• **WORK REQUIRED**
Copy out all lines that carry the word "JSON".

• **RAW RECORDS**

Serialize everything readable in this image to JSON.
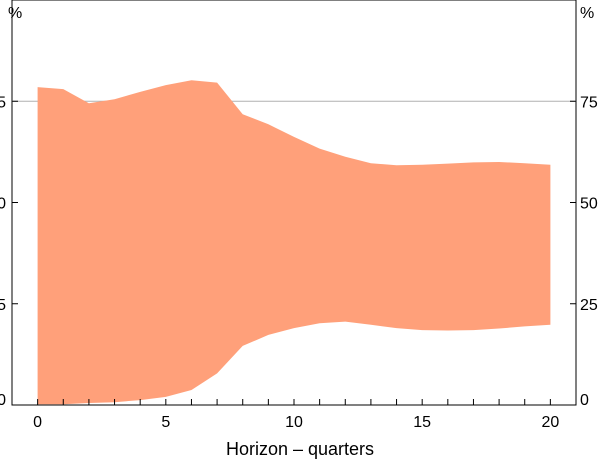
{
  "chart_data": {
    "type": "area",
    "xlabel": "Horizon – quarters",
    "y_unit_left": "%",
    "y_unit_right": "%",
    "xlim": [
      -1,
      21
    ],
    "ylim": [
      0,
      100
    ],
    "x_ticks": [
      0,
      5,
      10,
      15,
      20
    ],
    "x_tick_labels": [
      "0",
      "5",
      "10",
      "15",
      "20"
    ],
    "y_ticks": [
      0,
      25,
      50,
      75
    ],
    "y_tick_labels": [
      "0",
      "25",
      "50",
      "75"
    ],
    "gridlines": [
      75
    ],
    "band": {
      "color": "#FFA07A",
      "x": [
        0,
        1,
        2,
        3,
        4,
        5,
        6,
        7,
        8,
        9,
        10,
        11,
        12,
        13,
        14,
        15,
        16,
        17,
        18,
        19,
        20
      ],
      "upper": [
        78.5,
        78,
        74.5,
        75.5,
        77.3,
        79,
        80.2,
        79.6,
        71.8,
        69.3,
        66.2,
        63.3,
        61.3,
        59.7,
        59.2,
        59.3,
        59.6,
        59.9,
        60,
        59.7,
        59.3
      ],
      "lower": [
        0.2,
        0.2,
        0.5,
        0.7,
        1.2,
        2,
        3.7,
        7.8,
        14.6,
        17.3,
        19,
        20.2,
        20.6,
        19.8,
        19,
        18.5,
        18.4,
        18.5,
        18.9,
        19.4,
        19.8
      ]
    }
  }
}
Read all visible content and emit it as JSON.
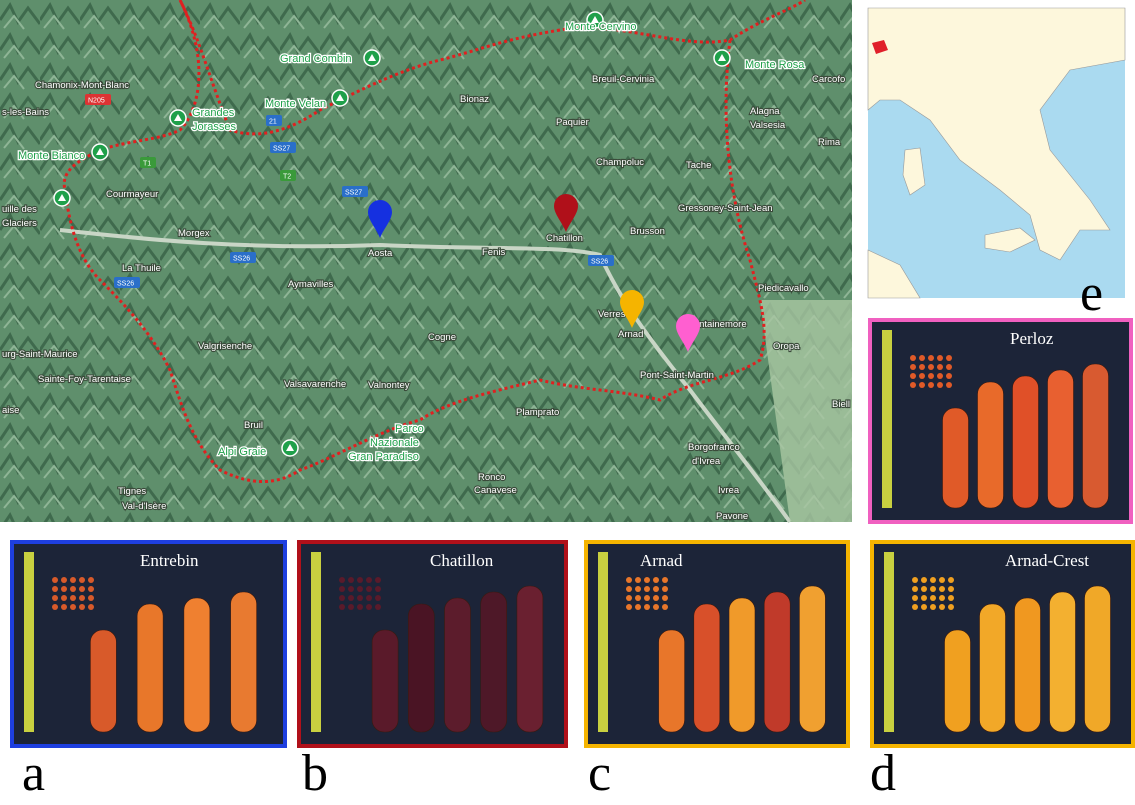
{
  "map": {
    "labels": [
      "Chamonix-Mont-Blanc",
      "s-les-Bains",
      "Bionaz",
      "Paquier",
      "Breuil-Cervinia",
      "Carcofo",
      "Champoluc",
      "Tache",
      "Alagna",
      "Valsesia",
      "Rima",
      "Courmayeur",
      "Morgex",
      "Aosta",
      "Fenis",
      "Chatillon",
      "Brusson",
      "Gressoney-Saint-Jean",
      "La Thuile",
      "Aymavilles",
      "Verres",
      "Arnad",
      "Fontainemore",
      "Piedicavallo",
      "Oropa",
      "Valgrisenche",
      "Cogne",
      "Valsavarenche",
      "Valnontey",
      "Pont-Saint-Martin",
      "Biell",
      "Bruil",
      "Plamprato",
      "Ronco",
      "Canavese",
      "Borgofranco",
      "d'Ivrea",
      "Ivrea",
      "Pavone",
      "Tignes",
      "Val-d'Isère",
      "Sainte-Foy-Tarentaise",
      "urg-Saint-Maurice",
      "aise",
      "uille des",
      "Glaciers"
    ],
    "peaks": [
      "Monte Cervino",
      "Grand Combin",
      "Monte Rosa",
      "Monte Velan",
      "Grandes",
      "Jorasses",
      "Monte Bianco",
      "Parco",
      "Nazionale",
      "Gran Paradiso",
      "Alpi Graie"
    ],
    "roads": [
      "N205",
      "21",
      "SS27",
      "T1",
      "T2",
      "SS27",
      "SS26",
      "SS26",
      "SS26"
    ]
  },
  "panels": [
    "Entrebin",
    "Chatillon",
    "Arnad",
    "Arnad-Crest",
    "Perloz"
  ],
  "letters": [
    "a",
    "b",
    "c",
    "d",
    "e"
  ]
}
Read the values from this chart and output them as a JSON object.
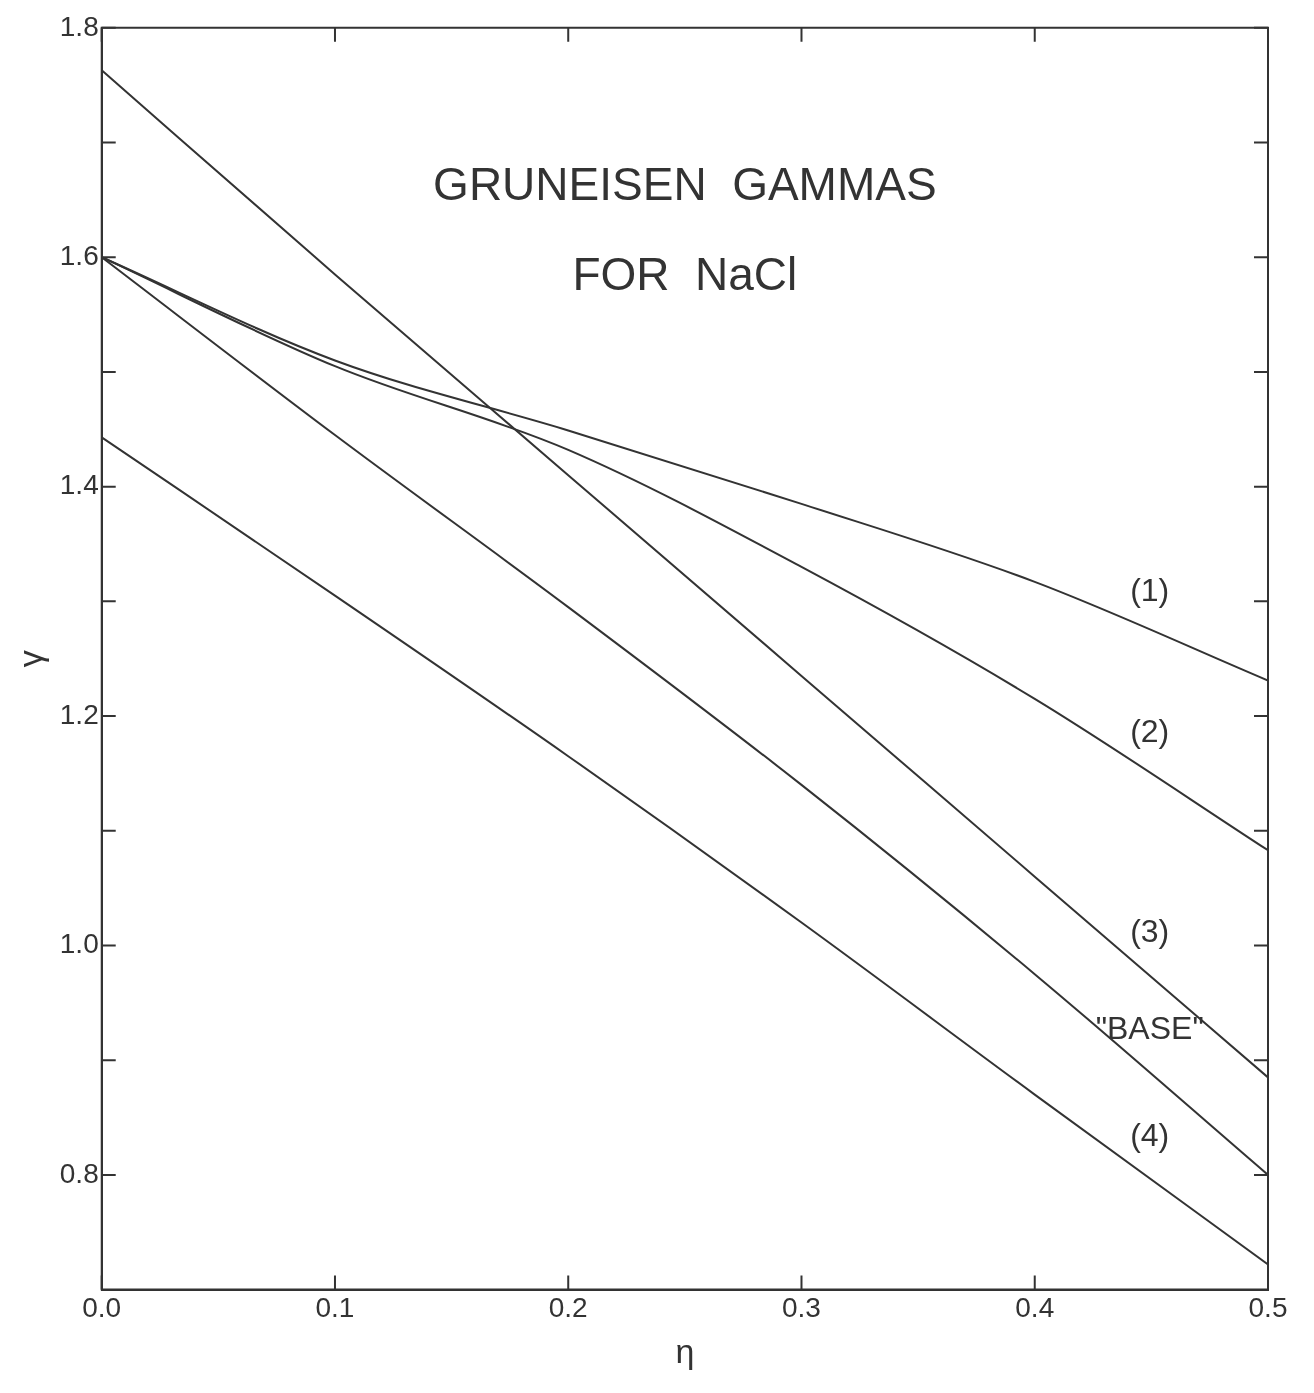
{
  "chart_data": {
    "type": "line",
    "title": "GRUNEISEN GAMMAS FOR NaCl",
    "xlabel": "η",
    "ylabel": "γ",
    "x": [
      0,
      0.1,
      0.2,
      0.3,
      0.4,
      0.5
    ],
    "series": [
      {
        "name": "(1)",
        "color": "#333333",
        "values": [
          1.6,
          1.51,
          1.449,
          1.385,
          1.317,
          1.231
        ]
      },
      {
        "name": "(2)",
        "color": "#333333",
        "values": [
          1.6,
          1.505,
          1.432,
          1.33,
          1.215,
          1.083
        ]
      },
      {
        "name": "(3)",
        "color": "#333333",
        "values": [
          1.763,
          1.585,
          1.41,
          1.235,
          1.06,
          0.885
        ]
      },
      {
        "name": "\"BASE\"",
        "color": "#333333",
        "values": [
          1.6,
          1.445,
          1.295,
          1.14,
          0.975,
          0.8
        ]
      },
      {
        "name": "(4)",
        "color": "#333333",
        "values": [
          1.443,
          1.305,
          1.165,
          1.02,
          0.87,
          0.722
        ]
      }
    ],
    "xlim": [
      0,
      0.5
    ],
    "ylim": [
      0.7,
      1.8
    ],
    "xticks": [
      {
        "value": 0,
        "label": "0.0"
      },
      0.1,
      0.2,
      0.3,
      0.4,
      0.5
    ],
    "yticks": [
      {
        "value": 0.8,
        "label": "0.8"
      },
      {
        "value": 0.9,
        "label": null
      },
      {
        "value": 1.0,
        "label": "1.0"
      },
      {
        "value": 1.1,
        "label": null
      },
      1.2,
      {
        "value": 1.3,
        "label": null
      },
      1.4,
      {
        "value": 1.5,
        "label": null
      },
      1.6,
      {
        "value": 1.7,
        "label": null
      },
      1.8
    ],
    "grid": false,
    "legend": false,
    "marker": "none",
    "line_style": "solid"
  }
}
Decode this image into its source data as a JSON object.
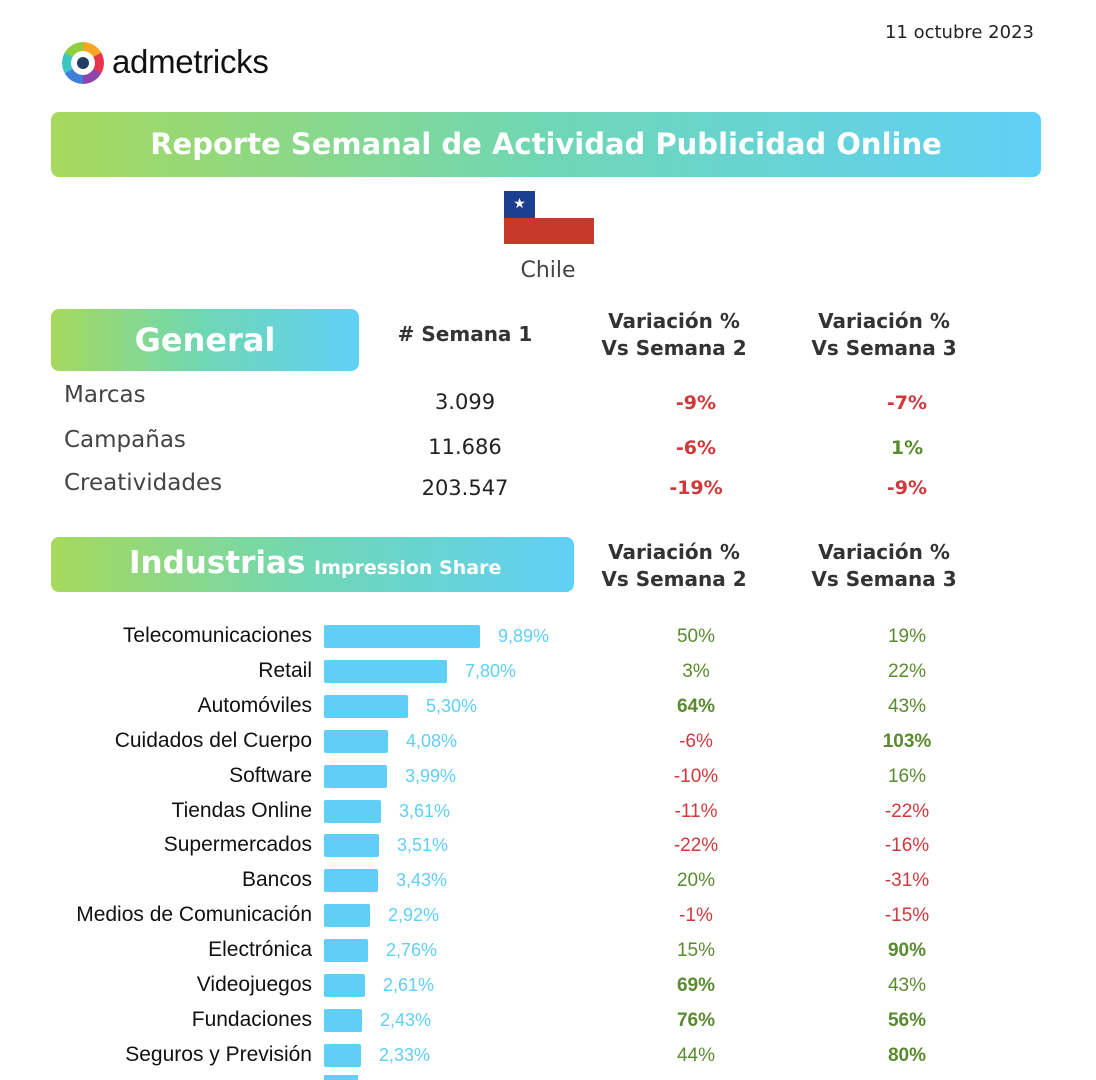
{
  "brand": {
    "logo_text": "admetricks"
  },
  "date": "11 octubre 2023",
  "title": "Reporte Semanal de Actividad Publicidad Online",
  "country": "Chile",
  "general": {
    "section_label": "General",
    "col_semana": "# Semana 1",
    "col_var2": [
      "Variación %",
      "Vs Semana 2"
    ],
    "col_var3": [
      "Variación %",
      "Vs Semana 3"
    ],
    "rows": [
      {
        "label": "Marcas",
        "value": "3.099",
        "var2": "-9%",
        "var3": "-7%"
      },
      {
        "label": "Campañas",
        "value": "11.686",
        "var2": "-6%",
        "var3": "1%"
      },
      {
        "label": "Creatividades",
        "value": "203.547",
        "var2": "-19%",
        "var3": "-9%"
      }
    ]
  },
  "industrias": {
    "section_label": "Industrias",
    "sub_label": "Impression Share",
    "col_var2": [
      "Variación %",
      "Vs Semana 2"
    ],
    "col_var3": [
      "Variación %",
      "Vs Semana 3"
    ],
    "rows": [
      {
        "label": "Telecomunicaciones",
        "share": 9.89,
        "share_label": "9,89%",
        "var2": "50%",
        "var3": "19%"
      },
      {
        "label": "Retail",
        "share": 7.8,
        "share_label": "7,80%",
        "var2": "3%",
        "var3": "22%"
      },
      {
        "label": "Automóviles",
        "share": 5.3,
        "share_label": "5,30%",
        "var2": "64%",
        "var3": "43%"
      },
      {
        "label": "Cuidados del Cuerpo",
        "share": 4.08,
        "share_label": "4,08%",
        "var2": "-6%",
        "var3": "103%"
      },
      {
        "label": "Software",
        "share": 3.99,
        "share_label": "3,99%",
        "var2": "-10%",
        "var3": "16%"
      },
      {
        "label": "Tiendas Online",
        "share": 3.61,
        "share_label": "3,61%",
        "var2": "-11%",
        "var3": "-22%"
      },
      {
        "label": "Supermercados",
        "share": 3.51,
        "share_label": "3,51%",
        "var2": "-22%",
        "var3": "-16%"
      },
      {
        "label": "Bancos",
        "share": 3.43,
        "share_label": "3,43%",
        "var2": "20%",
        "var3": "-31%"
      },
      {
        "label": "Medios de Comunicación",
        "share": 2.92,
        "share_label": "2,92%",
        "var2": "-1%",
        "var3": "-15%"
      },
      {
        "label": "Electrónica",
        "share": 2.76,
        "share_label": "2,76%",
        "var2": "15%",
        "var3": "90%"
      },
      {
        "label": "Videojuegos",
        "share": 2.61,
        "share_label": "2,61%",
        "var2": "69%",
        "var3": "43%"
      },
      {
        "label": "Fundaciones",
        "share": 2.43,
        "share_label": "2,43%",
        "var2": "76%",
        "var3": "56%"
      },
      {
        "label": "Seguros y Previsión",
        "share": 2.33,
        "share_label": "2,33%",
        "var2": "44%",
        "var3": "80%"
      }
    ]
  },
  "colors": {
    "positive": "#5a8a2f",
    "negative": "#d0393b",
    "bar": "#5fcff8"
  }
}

• **PROBLEM SOLUTION**
Serialize everything readable in this image to JSON.
Read all visible content and emit it as JSON.
Read the values from this chart and output them as a JSON object.
Decode this image into its source data as a JSON object.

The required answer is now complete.